>> START GIVEN DATA
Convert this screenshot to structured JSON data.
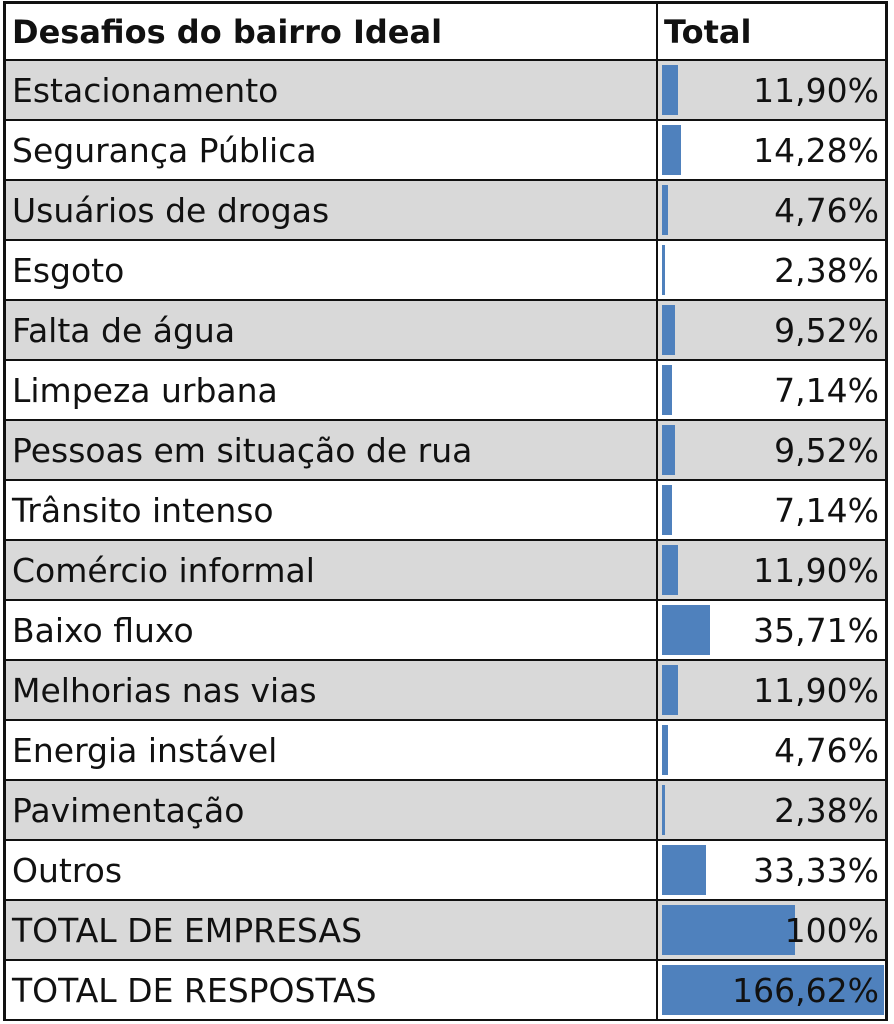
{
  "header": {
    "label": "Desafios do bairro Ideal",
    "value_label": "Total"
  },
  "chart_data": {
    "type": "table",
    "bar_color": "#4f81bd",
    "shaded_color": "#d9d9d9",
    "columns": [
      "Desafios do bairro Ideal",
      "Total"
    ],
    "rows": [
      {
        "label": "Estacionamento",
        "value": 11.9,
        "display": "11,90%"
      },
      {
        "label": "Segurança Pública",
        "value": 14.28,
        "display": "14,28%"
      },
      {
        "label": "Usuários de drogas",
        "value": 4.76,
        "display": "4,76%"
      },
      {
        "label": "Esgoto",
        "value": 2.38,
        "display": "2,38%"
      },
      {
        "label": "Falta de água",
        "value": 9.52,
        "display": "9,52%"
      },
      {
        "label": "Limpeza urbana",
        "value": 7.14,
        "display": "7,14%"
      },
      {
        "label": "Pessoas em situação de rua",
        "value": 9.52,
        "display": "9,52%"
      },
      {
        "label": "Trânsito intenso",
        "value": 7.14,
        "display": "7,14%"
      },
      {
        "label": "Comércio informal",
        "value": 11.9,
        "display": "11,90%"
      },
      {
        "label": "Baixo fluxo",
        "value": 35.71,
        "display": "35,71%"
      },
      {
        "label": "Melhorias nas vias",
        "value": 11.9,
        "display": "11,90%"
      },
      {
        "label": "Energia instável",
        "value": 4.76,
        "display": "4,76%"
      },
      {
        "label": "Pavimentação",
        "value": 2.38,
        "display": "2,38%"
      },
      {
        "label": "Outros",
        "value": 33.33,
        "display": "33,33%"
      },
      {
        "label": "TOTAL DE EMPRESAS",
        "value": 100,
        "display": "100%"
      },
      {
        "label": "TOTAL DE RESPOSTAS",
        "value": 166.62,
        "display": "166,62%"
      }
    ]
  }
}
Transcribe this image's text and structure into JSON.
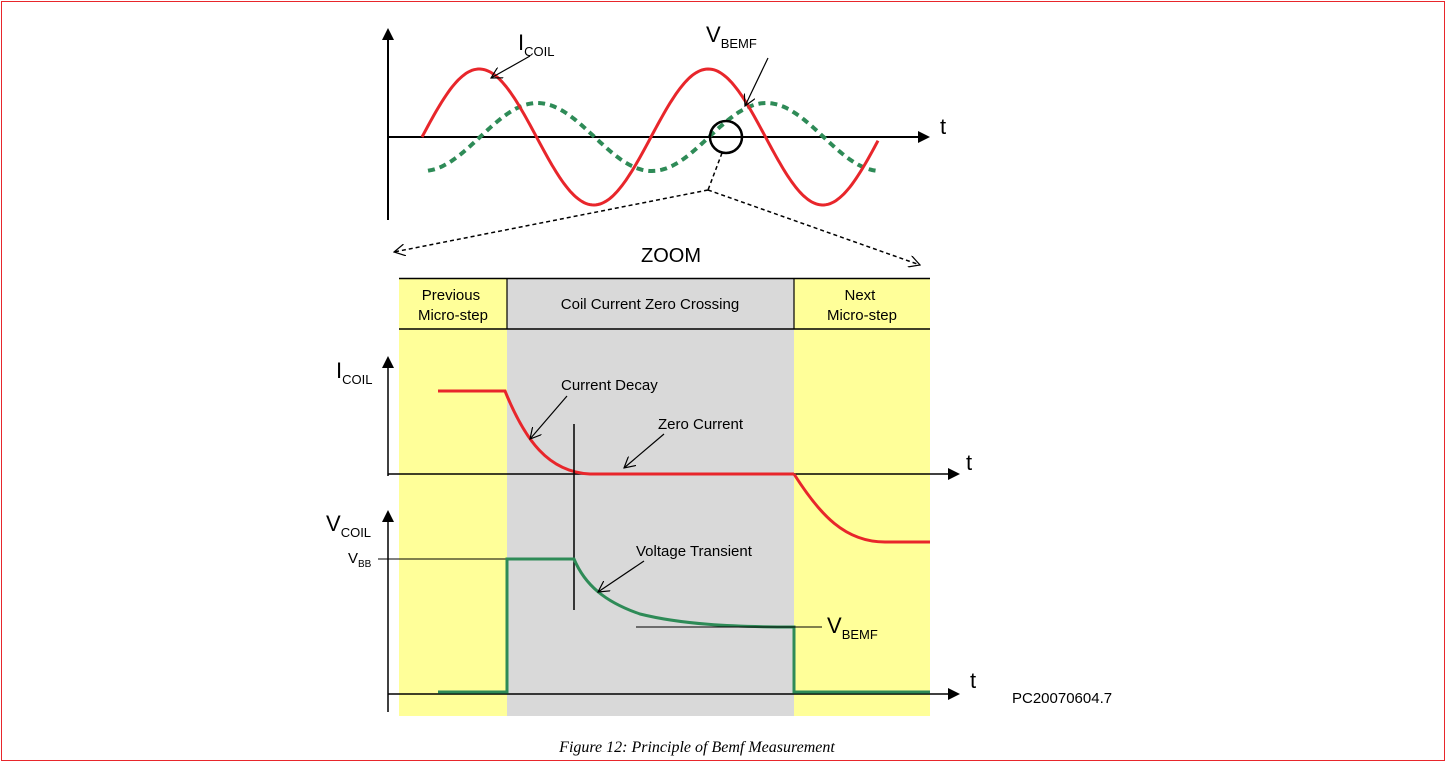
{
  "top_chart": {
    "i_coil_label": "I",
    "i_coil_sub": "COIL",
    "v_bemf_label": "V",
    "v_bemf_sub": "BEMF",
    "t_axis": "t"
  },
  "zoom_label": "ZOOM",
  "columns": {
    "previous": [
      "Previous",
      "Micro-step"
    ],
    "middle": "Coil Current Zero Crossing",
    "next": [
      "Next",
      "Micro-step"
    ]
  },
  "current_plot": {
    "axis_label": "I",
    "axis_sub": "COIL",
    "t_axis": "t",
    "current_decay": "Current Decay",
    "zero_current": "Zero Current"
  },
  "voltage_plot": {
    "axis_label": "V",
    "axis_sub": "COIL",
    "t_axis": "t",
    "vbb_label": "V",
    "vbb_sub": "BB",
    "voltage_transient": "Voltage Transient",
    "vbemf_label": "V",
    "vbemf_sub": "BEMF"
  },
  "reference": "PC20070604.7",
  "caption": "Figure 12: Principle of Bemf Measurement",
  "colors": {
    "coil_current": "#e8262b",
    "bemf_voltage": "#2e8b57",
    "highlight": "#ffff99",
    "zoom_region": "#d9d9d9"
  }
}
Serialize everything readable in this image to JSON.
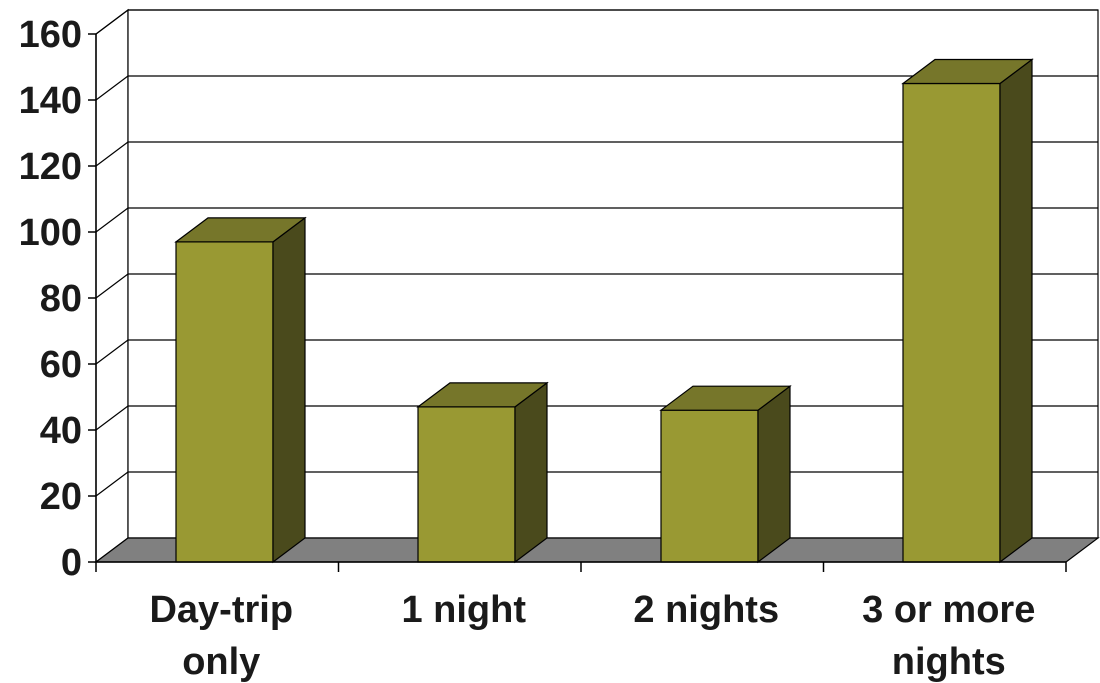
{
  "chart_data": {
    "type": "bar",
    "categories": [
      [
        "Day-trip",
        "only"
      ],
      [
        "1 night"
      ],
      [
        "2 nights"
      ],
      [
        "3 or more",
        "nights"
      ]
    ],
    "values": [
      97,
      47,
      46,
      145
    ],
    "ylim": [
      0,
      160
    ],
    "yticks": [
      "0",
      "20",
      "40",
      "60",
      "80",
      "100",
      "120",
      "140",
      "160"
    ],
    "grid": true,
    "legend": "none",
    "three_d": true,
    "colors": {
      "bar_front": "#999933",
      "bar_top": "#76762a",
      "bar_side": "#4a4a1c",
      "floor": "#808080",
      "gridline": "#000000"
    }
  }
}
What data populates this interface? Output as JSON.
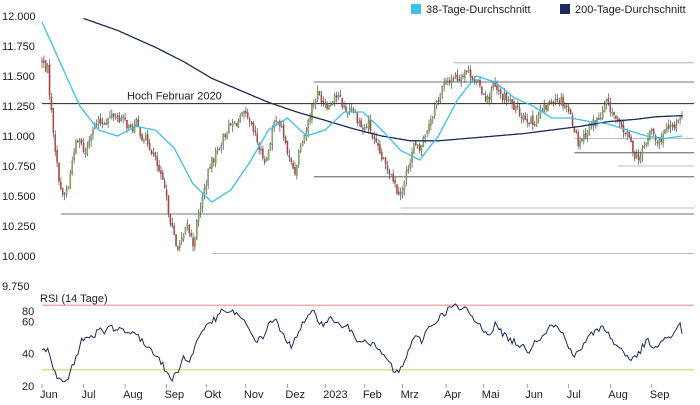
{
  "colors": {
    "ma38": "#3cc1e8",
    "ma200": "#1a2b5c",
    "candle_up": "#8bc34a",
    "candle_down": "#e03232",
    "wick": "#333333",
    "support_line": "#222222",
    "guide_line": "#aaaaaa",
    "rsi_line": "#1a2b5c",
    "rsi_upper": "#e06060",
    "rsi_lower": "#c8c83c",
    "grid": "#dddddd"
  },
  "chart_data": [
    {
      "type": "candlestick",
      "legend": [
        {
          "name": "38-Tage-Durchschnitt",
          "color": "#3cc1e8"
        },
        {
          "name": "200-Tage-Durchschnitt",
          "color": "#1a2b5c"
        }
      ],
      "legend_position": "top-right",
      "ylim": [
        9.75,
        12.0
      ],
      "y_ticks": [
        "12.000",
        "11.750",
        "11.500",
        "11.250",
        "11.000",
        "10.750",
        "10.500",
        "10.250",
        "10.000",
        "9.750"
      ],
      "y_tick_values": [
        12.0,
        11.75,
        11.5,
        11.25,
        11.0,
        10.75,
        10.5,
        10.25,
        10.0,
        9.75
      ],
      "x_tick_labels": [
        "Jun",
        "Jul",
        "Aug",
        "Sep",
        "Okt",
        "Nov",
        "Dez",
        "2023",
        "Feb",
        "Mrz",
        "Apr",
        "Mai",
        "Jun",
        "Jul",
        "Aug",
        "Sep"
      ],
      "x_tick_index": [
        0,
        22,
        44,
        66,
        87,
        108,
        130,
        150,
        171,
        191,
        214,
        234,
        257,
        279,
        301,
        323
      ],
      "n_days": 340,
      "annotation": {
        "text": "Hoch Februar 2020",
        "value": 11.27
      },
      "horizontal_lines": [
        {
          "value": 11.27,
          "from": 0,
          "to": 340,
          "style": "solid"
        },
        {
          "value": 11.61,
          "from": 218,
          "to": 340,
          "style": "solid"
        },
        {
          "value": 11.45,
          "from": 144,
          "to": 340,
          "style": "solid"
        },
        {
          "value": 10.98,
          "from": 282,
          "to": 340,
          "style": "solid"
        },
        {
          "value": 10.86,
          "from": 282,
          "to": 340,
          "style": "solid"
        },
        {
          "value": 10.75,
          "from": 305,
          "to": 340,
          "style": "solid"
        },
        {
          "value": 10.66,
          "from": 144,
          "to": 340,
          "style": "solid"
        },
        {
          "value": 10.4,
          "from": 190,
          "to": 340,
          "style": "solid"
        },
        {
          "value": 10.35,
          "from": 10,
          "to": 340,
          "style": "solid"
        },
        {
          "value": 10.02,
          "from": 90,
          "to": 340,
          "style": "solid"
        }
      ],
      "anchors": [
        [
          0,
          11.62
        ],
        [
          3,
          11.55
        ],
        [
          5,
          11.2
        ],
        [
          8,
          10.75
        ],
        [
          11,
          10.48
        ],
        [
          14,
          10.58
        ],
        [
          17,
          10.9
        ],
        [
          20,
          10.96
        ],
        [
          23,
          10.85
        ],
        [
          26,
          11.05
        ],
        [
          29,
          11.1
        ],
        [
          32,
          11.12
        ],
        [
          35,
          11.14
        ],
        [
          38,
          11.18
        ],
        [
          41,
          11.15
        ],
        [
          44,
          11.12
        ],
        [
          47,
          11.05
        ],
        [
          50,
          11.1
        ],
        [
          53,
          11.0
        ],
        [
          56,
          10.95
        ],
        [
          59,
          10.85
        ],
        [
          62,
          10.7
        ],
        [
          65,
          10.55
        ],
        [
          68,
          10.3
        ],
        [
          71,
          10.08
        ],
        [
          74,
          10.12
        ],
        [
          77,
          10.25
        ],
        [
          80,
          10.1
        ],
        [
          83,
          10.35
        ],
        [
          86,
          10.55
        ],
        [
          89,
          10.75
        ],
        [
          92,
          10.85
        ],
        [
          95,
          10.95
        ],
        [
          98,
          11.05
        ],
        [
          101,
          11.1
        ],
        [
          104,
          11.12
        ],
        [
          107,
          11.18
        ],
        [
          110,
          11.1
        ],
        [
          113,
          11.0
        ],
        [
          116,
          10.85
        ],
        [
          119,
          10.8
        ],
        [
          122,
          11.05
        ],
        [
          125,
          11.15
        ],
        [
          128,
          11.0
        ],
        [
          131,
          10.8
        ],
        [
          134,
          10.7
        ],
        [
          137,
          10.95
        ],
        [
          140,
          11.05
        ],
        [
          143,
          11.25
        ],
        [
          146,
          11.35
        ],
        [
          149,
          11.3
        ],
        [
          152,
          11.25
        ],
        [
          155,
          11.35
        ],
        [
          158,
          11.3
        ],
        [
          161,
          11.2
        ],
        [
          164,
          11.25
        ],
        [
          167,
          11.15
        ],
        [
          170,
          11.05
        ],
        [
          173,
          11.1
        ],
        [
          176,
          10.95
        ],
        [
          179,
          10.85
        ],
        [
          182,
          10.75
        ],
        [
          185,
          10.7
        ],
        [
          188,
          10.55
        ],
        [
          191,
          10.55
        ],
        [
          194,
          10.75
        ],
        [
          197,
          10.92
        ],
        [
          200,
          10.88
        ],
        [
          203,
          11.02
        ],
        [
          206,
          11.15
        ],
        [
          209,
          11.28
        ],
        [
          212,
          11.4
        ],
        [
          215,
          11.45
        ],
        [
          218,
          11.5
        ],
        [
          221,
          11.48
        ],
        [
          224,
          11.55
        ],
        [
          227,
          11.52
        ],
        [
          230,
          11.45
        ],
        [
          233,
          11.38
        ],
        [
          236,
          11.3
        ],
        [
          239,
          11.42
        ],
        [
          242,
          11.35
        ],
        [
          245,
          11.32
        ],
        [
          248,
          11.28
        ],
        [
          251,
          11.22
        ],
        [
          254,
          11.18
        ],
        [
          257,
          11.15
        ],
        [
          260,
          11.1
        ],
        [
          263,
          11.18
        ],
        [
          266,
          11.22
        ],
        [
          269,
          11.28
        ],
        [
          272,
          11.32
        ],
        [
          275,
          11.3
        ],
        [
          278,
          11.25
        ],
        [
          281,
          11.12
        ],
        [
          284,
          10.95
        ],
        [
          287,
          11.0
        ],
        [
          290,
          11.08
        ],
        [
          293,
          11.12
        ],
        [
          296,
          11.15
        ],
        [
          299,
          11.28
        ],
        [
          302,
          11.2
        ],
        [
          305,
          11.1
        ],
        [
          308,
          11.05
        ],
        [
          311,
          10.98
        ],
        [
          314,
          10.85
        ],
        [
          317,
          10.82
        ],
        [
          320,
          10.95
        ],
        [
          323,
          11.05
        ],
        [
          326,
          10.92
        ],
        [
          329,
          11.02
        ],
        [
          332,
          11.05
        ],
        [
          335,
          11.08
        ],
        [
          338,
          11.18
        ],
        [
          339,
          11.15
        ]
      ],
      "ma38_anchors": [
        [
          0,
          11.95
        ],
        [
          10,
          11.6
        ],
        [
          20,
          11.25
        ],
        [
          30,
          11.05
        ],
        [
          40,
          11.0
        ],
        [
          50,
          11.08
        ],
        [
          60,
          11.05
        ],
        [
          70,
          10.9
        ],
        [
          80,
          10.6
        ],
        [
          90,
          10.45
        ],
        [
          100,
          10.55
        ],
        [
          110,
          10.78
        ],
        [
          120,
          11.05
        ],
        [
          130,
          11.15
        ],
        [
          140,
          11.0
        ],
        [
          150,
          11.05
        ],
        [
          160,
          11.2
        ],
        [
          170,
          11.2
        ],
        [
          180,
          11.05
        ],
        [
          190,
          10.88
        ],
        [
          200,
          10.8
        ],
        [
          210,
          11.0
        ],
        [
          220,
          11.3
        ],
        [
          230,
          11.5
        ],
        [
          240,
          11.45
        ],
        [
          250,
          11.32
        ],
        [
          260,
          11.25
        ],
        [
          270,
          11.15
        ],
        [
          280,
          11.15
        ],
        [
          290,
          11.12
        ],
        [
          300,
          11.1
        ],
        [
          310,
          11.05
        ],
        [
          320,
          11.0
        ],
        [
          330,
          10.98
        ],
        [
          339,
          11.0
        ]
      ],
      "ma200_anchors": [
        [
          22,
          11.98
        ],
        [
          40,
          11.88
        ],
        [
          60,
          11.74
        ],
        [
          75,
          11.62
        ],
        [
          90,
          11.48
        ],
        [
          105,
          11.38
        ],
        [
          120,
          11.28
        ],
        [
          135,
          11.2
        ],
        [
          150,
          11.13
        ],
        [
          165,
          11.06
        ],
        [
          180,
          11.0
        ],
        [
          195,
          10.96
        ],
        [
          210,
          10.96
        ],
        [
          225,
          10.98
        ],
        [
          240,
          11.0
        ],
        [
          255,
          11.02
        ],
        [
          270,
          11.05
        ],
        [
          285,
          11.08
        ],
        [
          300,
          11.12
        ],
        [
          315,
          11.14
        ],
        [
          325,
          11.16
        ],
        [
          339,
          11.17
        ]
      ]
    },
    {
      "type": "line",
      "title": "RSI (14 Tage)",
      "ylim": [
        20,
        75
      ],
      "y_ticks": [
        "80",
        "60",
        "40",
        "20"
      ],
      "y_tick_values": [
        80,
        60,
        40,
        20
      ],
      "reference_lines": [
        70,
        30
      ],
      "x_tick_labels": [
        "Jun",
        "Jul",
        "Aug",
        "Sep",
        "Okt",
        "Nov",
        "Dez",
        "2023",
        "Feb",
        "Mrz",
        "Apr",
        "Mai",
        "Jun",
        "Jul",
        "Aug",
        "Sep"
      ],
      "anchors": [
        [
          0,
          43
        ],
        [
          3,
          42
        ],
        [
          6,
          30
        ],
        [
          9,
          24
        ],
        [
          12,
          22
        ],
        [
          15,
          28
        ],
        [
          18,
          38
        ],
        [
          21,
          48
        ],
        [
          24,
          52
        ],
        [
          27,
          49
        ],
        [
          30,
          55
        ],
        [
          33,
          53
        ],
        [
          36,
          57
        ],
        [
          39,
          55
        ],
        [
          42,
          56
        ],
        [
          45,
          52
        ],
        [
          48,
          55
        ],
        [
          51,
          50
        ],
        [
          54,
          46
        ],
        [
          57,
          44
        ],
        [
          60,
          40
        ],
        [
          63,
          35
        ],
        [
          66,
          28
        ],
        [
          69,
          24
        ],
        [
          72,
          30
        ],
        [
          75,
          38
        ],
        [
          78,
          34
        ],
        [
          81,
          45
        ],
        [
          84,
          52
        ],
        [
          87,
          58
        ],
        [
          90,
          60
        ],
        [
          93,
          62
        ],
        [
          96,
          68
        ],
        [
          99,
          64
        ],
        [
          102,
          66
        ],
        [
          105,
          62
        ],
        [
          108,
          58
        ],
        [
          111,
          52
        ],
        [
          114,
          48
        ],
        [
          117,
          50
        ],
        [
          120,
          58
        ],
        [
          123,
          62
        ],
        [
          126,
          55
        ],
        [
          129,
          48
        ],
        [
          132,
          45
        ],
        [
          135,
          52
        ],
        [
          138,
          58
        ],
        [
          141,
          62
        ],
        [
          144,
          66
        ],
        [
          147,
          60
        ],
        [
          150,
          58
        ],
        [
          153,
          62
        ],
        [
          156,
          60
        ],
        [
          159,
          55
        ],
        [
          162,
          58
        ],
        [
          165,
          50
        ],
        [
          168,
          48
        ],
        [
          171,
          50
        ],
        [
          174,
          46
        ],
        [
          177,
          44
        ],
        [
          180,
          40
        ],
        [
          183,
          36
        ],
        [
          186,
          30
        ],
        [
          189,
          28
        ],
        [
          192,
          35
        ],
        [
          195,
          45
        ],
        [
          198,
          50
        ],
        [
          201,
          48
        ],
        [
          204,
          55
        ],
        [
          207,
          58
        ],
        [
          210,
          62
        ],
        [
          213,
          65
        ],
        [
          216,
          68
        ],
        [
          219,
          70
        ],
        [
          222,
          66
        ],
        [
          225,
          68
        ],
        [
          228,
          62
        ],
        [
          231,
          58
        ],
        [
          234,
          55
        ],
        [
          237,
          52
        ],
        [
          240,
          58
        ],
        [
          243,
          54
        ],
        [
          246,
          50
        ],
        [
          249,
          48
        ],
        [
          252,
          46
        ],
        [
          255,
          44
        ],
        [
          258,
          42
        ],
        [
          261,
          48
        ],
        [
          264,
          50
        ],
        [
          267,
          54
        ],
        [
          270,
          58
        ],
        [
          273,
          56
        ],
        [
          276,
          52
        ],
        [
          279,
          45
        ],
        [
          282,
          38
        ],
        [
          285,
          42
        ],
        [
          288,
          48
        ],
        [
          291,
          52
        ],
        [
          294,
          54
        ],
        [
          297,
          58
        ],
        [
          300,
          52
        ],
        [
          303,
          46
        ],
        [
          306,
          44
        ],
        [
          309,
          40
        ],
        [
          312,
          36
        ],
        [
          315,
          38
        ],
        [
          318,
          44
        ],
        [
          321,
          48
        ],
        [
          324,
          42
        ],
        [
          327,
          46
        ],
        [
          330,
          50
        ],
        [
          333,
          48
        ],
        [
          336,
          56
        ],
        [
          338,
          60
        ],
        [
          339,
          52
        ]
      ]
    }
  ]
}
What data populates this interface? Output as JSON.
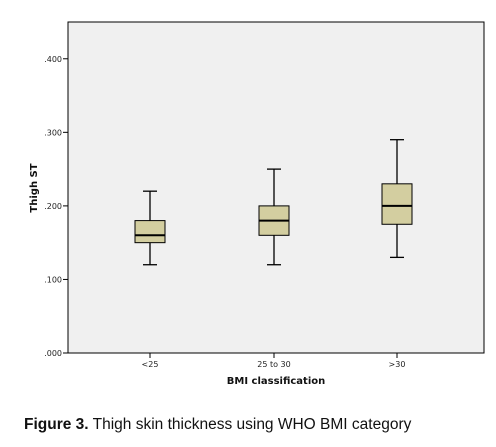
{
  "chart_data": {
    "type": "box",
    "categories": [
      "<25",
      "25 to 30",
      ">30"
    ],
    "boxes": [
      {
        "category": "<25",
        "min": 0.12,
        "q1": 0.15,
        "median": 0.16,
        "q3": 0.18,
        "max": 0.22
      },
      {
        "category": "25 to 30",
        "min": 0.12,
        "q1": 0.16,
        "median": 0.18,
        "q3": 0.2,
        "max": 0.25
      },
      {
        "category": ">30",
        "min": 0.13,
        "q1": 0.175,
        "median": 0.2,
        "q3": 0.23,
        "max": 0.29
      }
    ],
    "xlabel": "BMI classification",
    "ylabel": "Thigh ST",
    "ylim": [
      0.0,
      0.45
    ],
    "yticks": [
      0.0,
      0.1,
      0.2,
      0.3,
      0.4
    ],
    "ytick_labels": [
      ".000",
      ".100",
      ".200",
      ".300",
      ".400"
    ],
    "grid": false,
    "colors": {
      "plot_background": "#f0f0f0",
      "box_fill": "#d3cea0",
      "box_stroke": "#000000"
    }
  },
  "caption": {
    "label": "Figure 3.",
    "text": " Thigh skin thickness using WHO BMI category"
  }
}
>> END GIVEN DATA
*PROBLEM DESCRIPTION:* Copy every line above that includes the string "type".

*SOLUTION FOR THIS TASK:*
    "type": "table",
    "type": "bar",
      "type": "candlestick",
      "type": "line",
    "type": "box",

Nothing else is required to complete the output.